### Problem statement
The listing below should be copied in full, word for word.

### Records for the exercise
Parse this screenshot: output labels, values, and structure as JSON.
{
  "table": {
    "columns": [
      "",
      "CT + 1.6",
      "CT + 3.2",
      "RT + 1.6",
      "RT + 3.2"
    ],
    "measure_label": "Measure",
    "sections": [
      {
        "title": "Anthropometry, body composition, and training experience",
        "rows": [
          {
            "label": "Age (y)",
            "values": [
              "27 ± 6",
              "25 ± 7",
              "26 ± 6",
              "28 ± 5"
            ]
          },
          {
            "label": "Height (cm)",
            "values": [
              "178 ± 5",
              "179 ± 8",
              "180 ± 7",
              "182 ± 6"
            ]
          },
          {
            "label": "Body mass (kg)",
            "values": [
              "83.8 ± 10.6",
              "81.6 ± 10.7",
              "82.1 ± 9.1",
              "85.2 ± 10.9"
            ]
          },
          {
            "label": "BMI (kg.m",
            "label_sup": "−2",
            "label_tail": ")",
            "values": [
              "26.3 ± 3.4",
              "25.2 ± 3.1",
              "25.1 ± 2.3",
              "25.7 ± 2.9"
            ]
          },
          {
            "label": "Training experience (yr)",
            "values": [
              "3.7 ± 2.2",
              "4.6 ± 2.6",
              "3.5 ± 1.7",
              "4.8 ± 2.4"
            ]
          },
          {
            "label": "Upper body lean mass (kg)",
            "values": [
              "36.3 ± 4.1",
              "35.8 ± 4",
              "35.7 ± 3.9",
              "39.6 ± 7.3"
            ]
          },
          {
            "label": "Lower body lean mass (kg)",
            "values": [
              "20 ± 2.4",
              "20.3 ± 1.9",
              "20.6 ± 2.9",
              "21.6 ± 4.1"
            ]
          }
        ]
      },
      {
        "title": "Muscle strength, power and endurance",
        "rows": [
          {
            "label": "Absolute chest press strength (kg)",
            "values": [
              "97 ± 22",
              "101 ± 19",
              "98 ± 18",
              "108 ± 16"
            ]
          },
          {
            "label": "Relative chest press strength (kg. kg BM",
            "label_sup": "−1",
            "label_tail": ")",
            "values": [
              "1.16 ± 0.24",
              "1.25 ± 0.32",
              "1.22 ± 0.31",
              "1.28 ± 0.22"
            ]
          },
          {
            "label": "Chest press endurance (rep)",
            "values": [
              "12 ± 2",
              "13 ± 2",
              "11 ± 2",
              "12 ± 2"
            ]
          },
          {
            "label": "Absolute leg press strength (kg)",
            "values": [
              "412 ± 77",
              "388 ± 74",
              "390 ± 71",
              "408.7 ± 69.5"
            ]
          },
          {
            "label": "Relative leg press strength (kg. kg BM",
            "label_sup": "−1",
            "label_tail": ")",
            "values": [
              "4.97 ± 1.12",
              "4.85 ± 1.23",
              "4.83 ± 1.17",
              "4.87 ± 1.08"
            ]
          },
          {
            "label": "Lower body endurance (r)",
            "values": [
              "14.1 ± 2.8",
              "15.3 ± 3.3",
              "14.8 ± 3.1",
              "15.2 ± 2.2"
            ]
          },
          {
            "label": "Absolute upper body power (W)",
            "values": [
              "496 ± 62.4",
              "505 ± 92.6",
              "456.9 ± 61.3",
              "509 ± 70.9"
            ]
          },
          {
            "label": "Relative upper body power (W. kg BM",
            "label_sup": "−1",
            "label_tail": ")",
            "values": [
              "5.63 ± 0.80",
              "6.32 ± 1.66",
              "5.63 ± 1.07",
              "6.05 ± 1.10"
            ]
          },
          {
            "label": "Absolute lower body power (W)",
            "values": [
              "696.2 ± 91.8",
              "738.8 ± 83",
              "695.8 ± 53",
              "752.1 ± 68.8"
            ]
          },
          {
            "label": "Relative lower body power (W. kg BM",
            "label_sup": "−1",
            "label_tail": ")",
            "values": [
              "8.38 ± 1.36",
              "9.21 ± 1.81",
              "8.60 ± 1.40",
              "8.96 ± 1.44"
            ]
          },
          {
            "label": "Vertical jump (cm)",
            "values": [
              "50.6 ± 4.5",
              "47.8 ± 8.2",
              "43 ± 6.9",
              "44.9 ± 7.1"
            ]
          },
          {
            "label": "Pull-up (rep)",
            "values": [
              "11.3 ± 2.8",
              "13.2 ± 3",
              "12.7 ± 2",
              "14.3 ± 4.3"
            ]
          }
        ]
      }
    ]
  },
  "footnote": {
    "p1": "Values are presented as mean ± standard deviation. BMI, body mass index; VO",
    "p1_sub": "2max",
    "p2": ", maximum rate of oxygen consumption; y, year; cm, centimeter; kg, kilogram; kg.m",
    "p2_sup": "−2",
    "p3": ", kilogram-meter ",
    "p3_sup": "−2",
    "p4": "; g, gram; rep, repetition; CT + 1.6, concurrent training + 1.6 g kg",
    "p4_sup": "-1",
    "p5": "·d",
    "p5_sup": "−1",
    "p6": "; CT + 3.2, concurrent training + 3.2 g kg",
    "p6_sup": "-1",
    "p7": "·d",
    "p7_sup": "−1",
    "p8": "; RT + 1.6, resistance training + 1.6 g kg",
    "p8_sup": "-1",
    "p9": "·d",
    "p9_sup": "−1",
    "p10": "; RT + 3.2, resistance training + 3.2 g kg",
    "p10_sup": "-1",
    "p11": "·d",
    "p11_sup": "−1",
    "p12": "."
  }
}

### Answer to this problem
Parse this screenshot: output labels, values, and structure as JSON.
{
  "table": {
    "columns": [
      "",
      "CT + 1.6",
      "CT + 3.2",
      "RT + 1.6",
      "RT + 3.2"
    ],
    "measure_label": "Measure",
    "sections": [
      {
        "title": "Anthropometry, body composition, and training experience",
        "rows": [
          {
            "label": "Age (y)",
            "values": [
              "27 ± 6",
              "25 ± 7",
              "26 ± 6",
              "28 ± 5"
            ]
          },
          {
            "label": "Height (cm)",
            "values": [
              "178 ± 5",
              "179 ± 8",
              "180 ± 7",
              "182 ± 6"
            ]
          },
          {
            "label": "Body mass (kg)",
            "values": [
              "83.8 ± 10.6",
              "81.6 ± 10.7",
              "82.1 ± 9.1",
              "85.2 ± 10.9"
            ]
          },
          {
            "label": "BMI (kg.m",
            "label_sup": "−2",
            "label_tail": ")",
            "values": [
              "26.3 ± 3.4",
              "25.2 ± 3.1",
              "25.1 ± 2.3",
              "25.7 ± 2.9"
            ]
          },
          {
            "label": "Training experience (yr)",
            "values": [
              "3.7 ± 2.2",
              "4.6 ± 2.6",
              "3.5 ± 1.7",
              "4.8 ± 2.4"
            ]
          },
          {
            "label": "Upper body lean mass (kg)",
            "values": [
              "36.3 ± 4.1",
              "35.8 ± 4",
              "35.7 ± 3.9",
              "39.6 ± 7.3"
            ]
          },
          {
            "label": "Lower body lean mass (kg)",
            "values": [
              "20 ± 2.4",
              "20.3 ± 1.9",
              "20.6 ± 2.9",
              "21.6 ± 4.1"
            ]
          }
        ]
      },
      {
        "title": "Muscle strength, power and endurance",
        "rows": [
          {
            "label": "Absolute chest press strength (kg)",
            "values": [
              "97 ± 22",
              "101 ± 19",
              "98 ± 18",
              "108 ± 16"
            ]
          },
          {
            "label": "Relative chest press strength (kg. kg BM",
            "label_sup": "−1",
            "label_tail": ")",
            "values": [
              "1.16 ± 0.24",
              "1.25 ± 0.32",
              "1.22 ± 0.31",
              "1.28 ± 0.22"
            ]
          },
          {
            "label": "Chest press endurance (rep)",
            "values": [
              "12 ± 2",
              "13 ± 2",
              "11 ± 2",
              "12 ± 2"
            ]
          },
          {
            "label": "Absolute leg press strength (kg)",
            "values": [
              "412 ± 77",
              "388 ± 74",
              "390 ± 71",
              "408.7 ± 69.5"
            ]
          },
          {
            "label": "Relative leg press strength (kg. kg BM",
            "label_sup": "−1",
            "label_tail": ")",
            "values": [
              "4.97 ± 1.12",
              "4.85 ± 1.23",
              "4.83 ± 1.17",
              "4.87 ± 1.08"
            ]
          },
          {
            "label": "Lower body endurance (r)",
            "values": [
              "14.1 ± 2.8",
              "15.3 ± 3.3",
              "14.8 ± 3.1",
              "15.2 ± 2.2"
            ]
          },
          {
            "label": "Absolute upper body power (W)",
            "values": [
              "496 ± 62.4",
              "505 ± 92.6",
              "456.9 ± 61.3",
              "509 ± 70.9"
            ]
          },
          {
            "label": "Relative upper body power (W. kg BM",
            "label_sup": "−1",
            "label_tail": ")",
            "values": [
              "5.63 ± 0.80",
              "6.32 ± 1.66",
              "5.63 ± 1.07",
              "6.05 ± 1.10"
            ]
          },
          {
            "label": "Absolute lower body power (W)",
            "values": [
              "696.2 ± 91.8",
              "738.8 ± 83",
              "695.8 ± 53",
              "752.1 ± 68.8"
            ]
          },
          {
            "label": "Relative lower body power (W. kg BM",
            "label_sup": "−1",
            "label_tail": ")",
            "values": [
              "8.38 ± 1.36",
              "9.21 ± 1.81",
              "8.60 ± 1.40",
              "8.96 ± 1.44"
            ]
          },
          {
            "label": "Vertical jump (cm)",
            "values": [
              "50.6 ± 4.5",
              "47.8 ± 8.2",
              "43 ± 6.9",
              "44.9 ± 7.1"
            ]
          },
          {
            "label": "Pull-up (rep)",
            "values": [
              "11.3 ± 2.8",
              "13.2 ± 3",
              "12.7 ± 2",
              "14.3 ± 4.3"
            ]
          }
        ]
      }
    ]
  },
  "footnote": {
    "p1": "Values are presented as mean ± standard deviation. BMI, body mass index; VO",
    "p1_sub": "2max",
    "p2": ", maximum rate of oxygen consumption; y, year; cm, centimeter; kg, kilogram; kg.m",
    "p2_sup": "−2",
    "p3": ", kilogram-meter ",
    "p3_sup": "−2",
    "p4": "; g, gram; rep, repetition; CT + 1.6, concurrent training + 1.6 g kg",
    "p4_sup": "-1",
    "p5": "·d",
    "p5_sup": "−1",
    "p6": "; CT + 3.2, concurrent training + 3.2 g kg",
    "p6_sup": "-1",
    "p7": "·d",
    "p7_sup": "−1",
    "p8": "; RT + 1.6, resistance training + 1.6 g kg",
    "p8_sup": "-1",
    "p9": "·d",
    "p9_sup": "−1",
    "p10": "; RT + 3.2, resistance training + 3.2 g kg",
    "p10_sup": "-1",
    "p11": "·d",
    "p11_sup": "−1",
    "p12": "."
  }
}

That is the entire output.